EXERCISE TASK: Find and copy lines holding "Colorado".

Figure dataset records
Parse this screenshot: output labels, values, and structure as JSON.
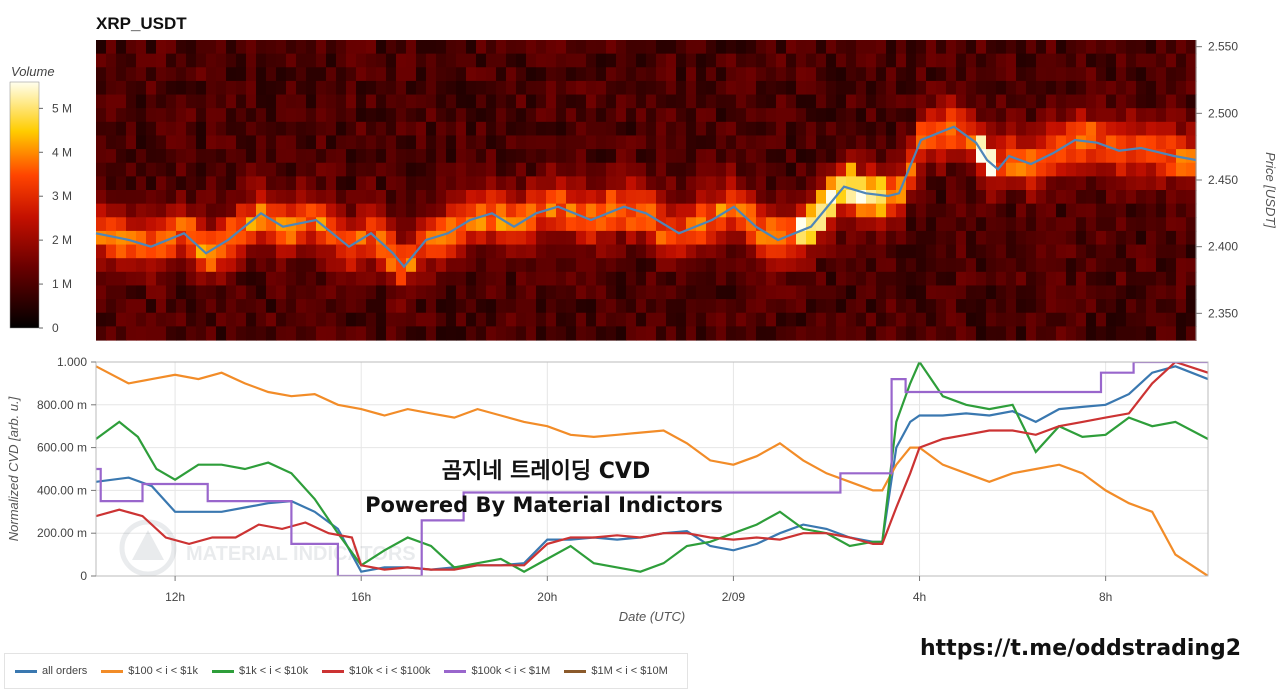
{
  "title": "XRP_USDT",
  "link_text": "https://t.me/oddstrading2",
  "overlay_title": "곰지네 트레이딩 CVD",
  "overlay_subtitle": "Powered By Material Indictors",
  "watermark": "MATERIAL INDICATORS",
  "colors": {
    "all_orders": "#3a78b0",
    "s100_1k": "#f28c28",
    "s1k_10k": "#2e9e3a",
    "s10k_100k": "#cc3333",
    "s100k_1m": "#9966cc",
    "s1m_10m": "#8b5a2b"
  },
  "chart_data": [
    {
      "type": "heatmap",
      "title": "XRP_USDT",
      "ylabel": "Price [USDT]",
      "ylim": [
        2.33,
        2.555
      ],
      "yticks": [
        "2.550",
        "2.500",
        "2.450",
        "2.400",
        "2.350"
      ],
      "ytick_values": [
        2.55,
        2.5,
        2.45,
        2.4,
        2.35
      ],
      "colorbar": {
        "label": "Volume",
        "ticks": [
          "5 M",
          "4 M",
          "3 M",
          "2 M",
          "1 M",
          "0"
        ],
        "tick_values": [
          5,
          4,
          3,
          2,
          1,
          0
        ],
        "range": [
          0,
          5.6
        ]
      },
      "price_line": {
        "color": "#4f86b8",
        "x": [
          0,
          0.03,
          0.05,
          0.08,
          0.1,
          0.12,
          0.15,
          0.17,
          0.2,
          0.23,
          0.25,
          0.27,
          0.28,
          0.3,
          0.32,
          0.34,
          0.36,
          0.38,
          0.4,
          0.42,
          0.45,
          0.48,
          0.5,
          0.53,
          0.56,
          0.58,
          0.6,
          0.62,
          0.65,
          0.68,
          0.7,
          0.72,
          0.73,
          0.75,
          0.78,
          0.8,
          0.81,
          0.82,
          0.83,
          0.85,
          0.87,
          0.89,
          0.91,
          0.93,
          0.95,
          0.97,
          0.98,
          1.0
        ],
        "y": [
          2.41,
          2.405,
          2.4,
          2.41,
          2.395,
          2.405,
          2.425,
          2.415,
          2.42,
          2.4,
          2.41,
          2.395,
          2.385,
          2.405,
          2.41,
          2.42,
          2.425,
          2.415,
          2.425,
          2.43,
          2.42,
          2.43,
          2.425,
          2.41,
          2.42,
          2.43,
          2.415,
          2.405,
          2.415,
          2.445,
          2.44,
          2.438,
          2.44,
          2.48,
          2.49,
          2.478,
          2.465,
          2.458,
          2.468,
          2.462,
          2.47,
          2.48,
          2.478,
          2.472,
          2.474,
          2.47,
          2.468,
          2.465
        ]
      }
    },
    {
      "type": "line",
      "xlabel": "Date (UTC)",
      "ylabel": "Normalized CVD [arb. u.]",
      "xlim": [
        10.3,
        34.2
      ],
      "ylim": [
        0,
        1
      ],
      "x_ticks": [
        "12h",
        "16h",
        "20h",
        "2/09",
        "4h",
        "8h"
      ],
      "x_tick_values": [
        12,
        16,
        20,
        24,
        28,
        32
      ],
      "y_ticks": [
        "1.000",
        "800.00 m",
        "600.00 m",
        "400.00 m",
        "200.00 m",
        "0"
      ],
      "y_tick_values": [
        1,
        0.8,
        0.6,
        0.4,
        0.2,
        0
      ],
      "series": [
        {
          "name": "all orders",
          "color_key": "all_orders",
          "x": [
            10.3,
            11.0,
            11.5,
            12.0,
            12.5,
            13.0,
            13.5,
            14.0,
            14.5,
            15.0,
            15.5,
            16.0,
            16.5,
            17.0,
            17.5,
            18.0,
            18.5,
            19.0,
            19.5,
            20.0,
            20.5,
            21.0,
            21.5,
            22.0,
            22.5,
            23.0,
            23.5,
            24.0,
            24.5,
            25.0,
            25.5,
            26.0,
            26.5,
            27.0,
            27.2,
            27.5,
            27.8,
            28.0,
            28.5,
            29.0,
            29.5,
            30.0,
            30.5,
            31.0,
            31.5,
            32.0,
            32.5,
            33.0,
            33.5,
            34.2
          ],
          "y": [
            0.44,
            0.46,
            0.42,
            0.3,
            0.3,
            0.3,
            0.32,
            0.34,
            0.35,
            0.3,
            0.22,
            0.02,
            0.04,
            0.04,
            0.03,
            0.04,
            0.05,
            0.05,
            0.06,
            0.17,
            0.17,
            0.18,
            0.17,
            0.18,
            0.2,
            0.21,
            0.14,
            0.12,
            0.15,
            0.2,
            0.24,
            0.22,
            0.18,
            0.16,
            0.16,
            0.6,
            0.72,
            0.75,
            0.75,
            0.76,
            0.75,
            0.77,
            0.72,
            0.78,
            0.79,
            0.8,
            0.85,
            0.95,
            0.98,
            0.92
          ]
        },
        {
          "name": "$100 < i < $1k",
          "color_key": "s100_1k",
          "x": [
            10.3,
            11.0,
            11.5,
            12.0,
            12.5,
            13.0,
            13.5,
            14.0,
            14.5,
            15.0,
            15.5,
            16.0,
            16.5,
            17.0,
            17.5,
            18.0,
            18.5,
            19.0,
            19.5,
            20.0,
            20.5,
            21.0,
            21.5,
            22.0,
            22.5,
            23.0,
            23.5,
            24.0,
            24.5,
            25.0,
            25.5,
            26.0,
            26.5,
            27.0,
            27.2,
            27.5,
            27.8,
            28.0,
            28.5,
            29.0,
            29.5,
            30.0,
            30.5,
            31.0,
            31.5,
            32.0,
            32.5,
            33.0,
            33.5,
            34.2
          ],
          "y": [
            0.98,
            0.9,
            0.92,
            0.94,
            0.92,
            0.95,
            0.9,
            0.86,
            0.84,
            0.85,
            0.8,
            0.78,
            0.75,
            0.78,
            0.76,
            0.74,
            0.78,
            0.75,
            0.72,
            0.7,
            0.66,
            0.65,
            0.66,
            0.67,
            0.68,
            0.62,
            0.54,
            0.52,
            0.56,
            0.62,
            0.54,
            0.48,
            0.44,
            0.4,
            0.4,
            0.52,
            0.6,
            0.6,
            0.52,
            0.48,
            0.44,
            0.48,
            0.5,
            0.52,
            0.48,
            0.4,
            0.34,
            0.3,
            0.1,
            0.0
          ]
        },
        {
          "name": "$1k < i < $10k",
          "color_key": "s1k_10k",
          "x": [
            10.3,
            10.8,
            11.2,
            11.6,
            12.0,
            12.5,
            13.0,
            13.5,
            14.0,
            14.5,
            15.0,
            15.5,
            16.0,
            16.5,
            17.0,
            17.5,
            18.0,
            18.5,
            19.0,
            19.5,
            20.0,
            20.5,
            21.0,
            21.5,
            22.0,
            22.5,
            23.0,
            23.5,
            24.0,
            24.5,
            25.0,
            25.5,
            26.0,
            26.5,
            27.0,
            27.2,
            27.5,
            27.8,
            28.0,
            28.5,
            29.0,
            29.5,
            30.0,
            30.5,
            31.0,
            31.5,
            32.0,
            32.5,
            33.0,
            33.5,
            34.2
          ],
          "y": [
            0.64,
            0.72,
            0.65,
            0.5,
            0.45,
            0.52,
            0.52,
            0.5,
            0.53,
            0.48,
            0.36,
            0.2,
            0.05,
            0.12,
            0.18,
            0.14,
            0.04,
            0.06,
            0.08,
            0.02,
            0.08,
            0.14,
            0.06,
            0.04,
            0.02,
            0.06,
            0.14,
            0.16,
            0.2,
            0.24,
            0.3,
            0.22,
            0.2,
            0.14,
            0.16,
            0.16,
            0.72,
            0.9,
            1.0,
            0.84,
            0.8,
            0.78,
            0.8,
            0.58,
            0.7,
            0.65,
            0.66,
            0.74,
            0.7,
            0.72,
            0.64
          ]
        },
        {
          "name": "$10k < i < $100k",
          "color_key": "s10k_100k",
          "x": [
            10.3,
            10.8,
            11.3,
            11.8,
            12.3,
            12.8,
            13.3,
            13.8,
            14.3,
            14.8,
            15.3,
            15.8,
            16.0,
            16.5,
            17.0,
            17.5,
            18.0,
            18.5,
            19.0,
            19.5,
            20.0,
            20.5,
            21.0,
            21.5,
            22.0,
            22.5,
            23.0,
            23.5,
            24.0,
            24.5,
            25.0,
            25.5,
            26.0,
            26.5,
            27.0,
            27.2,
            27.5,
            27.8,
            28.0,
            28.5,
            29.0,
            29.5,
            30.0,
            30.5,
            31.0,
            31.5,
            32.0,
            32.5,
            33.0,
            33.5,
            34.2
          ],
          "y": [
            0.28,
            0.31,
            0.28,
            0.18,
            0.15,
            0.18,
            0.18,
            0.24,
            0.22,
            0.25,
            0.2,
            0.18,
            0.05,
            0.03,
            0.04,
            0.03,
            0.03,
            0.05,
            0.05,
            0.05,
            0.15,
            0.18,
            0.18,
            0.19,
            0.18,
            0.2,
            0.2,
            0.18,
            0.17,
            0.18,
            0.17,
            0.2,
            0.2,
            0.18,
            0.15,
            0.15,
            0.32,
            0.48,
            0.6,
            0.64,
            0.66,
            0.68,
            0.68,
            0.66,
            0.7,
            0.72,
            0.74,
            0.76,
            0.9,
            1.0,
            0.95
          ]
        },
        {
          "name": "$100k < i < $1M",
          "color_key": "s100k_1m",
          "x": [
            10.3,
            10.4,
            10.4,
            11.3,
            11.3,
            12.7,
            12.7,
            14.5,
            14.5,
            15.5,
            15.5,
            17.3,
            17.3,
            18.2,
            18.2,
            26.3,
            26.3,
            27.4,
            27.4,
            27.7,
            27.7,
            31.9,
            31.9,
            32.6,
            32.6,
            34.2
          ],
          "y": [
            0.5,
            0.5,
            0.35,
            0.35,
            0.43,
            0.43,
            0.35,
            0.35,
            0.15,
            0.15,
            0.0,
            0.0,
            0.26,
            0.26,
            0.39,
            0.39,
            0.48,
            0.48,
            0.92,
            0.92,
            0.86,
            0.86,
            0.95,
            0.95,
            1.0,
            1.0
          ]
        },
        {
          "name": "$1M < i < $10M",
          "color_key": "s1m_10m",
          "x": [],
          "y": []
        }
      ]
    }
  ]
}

* * *

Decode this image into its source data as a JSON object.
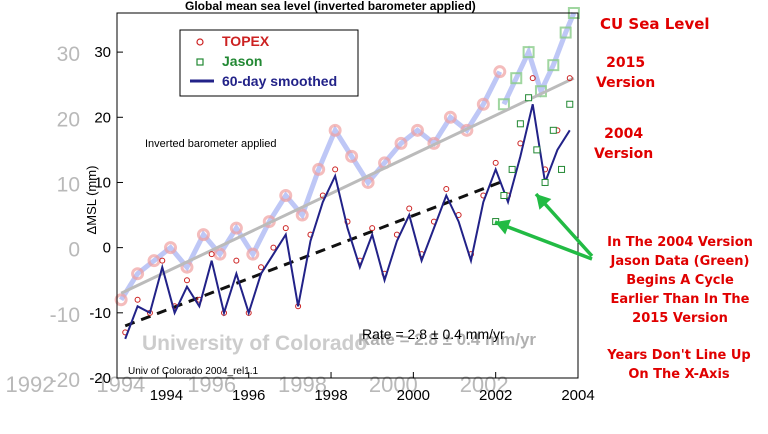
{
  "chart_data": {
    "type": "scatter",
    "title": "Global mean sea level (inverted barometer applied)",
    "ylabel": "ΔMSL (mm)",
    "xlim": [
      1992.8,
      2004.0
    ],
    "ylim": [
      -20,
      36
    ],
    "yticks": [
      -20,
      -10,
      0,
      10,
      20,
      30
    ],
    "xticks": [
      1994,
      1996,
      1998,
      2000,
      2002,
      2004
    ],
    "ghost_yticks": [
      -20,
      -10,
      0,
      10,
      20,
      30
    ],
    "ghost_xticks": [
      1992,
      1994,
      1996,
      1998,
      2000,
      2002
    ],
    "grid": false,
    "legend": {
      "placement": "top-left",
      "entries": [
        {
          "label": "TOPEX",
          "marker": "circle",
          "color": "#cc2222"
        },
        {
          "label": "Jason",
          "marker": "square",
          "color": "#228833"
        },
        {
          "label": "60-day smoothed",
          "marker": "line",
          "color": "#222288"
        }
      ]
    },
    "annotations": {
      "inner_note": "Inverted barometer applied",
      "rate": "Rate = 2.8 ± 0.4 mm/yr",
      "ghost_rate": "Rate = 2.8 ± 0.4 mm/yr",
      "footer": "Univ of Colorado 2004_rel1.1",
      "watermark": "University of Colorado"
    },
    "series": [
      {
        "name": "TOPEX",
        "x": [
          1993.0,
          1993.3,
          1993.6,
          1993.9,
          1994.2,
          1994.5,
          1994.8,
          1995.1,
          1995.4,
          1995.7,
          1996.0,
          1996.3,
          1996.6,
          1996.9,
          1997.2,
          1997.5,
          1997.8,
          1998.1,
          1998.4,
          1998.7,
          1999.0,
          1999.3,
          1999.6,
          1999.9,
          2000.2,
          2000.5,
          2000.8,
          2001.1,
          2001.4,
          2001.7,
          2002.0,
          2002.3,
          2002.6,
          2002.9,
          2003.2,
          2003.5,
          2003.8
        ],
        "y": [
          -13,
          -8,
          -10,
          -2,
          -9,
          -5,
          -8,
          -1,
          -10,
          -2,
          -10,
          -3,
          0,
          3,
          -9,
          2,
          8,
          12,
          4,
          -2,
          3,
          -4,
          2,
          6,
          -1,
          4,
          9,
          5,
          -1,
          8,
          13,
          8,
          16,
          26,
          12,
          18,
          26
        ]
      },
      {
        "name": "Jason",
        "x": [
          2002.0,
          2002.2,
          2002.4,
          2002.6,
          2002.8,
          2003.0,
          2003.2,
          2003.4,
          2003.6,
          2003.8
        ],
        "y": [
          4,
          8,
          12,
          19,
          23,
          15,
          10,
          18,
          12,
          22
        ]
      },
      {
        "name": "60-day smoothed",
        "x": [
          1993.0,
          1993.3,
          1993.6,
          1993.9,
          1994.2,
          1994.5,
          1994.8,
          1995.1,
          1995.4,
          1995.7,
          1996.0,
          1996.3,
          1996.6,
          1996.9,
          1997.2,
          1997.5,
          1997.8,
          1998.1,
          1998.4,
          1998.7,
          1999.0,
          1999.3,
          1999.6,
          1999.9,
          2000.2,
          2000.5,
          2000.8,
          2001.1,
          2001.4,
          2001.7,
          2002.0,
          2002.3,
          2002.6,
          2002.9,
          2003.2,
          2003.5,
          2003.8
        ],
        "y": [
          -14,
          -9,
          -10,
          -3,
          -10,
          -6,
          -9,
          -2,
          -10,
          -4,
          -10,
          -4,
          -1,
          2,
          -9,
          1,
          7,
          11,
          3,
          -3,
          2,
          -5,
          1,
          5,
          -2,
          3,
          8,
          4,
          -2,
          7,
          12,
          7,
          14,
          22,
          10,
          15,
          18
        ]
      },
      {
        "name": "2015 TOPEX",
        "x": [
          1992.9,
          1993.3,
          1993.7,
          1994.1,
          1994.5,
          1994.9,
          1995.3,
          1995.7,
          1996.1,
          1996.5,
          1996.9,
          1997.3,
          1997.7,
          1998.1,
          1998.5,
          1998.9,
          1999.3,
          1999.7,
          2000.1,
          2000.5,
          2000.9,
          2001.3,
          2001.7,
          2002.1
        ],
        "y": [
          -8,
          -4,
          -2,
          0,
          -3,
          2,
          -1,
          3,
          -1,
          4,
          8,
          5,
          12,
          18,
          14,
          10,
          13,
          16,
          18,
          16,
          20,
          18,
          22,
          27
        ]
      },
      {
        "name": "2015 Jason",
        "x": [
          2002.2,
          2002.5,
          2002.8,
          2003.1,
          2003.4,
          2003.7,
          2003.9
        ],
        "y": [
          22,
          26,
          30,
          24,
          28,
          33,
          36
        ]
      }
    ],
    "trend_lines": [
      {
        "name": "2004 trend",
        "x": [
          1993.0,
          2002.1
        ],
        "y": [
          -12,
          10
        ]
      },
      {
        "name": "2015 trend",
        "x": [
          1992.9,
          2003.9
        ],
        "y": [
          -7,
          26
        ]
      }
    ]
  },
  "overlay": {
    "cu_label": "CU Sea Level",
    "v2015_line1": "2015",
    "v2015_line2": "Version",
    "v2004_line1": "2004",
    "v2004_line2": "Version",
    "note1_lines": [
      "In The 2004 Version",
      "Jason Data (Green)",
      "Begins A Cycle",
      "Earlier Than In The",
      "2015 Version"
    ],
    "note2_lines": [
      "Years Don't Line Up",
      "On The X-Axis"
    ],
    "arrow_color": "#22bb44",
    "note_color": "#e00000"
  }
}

THE OUTPUT:
      "footer": "Univ of Colorado 2004_rel1.1",
      "watermark": "University of Colorado"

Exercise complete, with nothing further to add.